SET EXERCISE: Every line below is to be quoted exactly, with nothing added or dropped.

Start of SOURCE RECORDS

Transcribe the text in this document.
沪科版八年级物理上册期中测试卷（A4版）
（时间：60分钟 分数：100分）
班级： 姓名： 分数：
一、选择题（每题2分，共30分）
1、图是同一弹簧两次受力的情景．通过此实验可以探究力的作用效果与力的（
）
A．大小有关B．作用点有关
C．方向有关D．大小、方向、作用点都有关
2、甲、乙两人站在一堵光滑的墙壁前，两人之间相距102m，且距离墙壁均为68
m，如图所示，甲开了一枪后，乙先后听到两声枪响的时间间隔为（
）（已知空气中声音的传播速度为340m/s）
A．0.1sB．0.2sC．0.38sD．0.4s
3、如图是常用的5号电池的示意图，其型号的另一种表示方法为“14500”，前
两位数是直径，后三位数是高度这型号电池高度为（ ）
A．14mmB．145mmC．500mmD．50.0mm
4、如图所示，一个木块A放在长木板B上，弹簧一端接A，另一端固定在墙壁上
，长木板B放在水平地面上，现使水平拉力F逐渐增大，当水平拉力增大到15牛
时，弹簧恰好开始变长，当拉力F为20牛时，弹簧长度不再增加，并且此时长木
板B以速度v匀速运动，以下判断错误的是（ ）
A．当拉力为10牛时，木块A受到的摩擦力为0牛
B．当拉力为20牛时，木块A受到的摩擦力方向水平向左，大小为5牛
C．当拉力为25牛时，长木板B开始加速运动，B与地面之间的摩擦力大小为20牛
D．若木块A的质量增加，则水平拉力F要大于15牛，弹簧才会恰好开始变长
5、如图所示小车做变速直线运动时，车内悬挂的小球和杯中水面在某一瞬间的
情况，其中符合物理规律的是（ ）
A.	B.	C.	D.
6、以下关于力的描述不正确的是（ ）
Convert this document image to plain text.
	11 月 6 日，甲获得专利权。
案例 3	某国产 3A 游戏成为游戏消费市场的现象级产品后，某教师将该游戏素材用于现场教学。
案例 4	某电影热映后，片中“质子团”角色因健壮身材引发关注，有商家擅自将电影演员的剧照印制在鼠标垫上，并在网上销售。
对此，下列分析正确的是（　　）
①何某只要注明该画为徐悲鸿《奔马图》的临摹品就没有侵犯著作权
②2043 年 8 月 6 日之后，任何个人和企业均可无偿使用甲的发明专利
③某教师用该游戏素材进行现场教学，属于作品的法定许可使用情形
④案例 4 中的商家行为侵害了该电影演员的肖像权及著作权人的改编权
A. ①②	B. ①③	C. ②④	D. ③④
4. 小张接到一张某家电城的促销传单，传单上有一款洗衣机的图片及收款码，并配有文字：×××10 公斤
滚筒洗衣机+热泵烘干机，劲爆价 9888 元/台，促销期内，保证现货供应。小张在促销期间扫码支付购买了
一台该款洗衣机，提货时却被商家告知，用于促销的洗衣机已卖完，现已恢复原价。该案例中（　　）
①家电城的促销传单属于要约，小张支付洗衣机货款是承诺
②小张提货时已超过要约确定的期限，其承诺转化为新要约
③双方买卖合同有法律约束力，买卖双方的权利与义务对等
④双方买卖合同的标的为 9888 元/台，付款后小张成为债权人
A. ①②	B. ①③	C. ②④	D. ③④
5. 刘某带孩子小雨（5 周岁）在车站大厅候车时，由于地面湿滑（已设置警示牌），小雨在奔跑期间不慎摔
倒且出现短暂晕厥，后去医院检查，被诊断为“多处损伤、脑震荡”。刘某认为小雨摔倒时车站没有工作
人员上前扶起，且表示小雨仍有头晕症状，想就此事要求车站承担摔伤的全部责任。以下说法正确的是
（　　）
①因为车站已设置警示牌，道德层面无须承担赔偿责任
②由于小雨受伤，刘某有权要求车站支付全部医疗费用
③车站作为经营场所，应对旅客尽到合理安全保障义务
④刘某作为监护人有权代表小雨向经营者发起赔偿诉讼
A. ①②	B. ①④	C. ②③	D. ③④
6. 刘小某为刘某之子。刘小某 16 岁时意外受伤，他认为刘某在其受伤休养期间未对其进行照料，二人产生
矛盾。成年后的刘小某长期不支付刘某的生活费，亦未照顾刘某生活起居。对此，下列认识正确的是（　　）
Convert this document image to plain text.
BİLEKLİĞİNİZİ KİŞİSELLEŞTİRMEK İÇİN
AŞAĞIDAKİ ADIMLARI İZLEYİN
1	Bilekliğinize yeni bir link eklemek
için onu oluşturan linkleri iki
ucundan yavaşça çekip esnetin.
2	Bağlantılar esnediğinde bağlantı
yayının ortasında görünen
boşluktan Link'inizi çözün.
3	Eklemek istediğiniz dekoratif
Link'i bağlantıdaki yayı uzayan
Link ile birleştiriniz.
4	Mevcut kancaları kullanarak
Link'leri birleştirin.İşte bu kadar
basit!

End of SOURCE RECORDS

TASK ANSWER:
Transcribe the text in this document.
沪科版八年级物理上册期中测试卷（A4版）
（时间：60分钟 分数：100分）
班级： 姓名： 分数：
一、选择题（每题2分，共30分）
1、图是同一弹簧两次受力的情景．通过此实验可以探究力的作用效果与力的（
）
A．大小有关B．作用点有关
C．方向有关D．大小、方向、作用点都有关
2、甲、乙两人站在一堵光滑的墙壁前，两人之间相距102m，且距离墙壁均为68
m，如图所示，甲开了一枪后，乙先后听到两声枪响的时间间隔为（
）（已知空气中声音的传播速度为340m/s）
A．0.1sB．0.2sC．0.38sD．0.4s
3、如图是常用的5号电池的示意图，其型号的另一种表示方法为“14500”，前
两位数是直径，后三位数是高度这型号电池高度为（ ）
A．14mmB．145mmC．500mmD．50.0mm
4、如图所示，一个木块A放在长木板B上，弹簧一端接A，另一端固定在墙壁上
，长木板B放在水平地面上，现使水平拉力F逐渐增大，当水平拉力增大到15牛
时，弹簧恰好开始变长，当拉力F为20牛时，弹簧长度不再增加，并且此时长木
板B以速度v匀速运动，以下判断错误的是（ ）
A．当拉力为10牛时，木块A受到的摩擦力为0牛
B．当拉力为20牛时，木块A受到的摩擦力方向水平向左，大小为5牛
C．当拉力为25牛时，长木板B开始加速运动，B与地面之间的摩擦力大小为20牛
D．若木块A的质量增加，则水平拉力F要大于15牛，弹簧才会恰好开始变长
5、如图所示小车做变速直线运动时，车内悬挂的小球和杯中水面在某一瞬间的
情况，其中符合物理规律的是（ ）
A.	B.	C.	D.
6、以下关于力的描述不正确的是（ ）
Convert this document image to plain text.
	11 月 6 日，甲获得专利权。
案例 3	某国产 3A 游戏成为游戏消费市场的现象级产品后，某教师将该游戏素材用于现场教学。
案例 4	某电影热映后，片中“质子团”角色因健壮身材引发关注，有商家擅自将电影演员的剧照印制在鼠标垫上，并在网上销售。
对此，下列分析正确的是（　　）
①何某只要注明该画为徐悲鸿《奔马图》的临摹品就没有侵犯著作权
②2043 年 8 月 6 日之后，任何个人和企业均可无偿使用甲的发明专利
③某教师用该游戏素材进行现场教学，属于作品的法定许可使用情形
④案例 4 中的商家行为侵害了该电影演员的肖像权及著作权人的改编权
A. ①②	B. ①③	C. ②④	D. ③④
4. 小张接到一张某家电城的促销传单，传单上有一款洗衣机的图片及收款码，并配有文字：×××10 公斤
滚筒洗衣机+热泵烘干机，劲爆价 9888 元/台，促销期内，保证现货供应。小张在促销期间扫码支付购买了
一台该款洗衣机，提货时却被商家告知，用于促销的洗衣机已卖完，现已恢复原价。该案例中（　　）
①家电城的促销传单属于要约，小张支付洗衣机货款是承诺
②小张提货时已超过要约确定的期限，其承诺转化为新要约
③双方买卖合同有法律约束力，买卖双方的权利与义务对等
④双方买卖合同的标的为 9888 元/台，付款后小张成为债权人
A. ①②	B. ①③	C. ②④	D. ③④
5. 刘某带孩子小雨（5 周岁）在车站大厅候车时，由于地面湿滑（已设置警示牌），小雨在奔跑期间不慎摔
倒且出现短暂晕厥，后去医院检查，被诊断为“多处损伤、脑震荡”。刘某认为小雨摔倒时车站没有工作
人员上前扶起，且表示小雨仍有头晕症状，想就此事要求车站承担摔伤的全部责任。以下说法正确的是
（　　）
①因为车站已设置警示牌，道德层面无须承担赔偿责任
②由于小雨受伤，刘某有权要求车站支付全部医疗费用
③车站作为经营场所，应对旅客尽到合理安全保障义务
④刘某作为监护人有权代表小雨向经营者发起赔偿诉讼
A. ①②	B. ①④	C. ②③	D. ③④
6. 刘小某为刘某之子。刘小某 16 岁时意外受伤，他认为刘某在其受伤休养期间未对其进行照料，二人产生
矛盾。成年后的刘小某长期不支付刘某的生活费，亦未照顾刘某生活起居。对此，下列认识正确的是（　　）
Convert this document image to plain text.
BİLEKLİĞİNİZİ KİŞİSELLEŞTİRMEK İÇİN
AŞAĞIDAKİ ADIMLARI İZLEYİN
1	Bilekliğinize yeni bir link eklemek
için onu oluşturan linkleri iki
ucundan yavaşça çekip esnetin.
2	Bağlantılar esnediğinde bağlantı
yayının ortasında görünen
boşluktan Link'inizi çözün.
3	Eklemek istediğiniz dekoratif
Link'i bağlantıdaki yayı uzayan
Link ile birleştiriniz.
4	Mevcut kancaları kullanarak
Link'leri birleştirin.İşte bu kadar
basit!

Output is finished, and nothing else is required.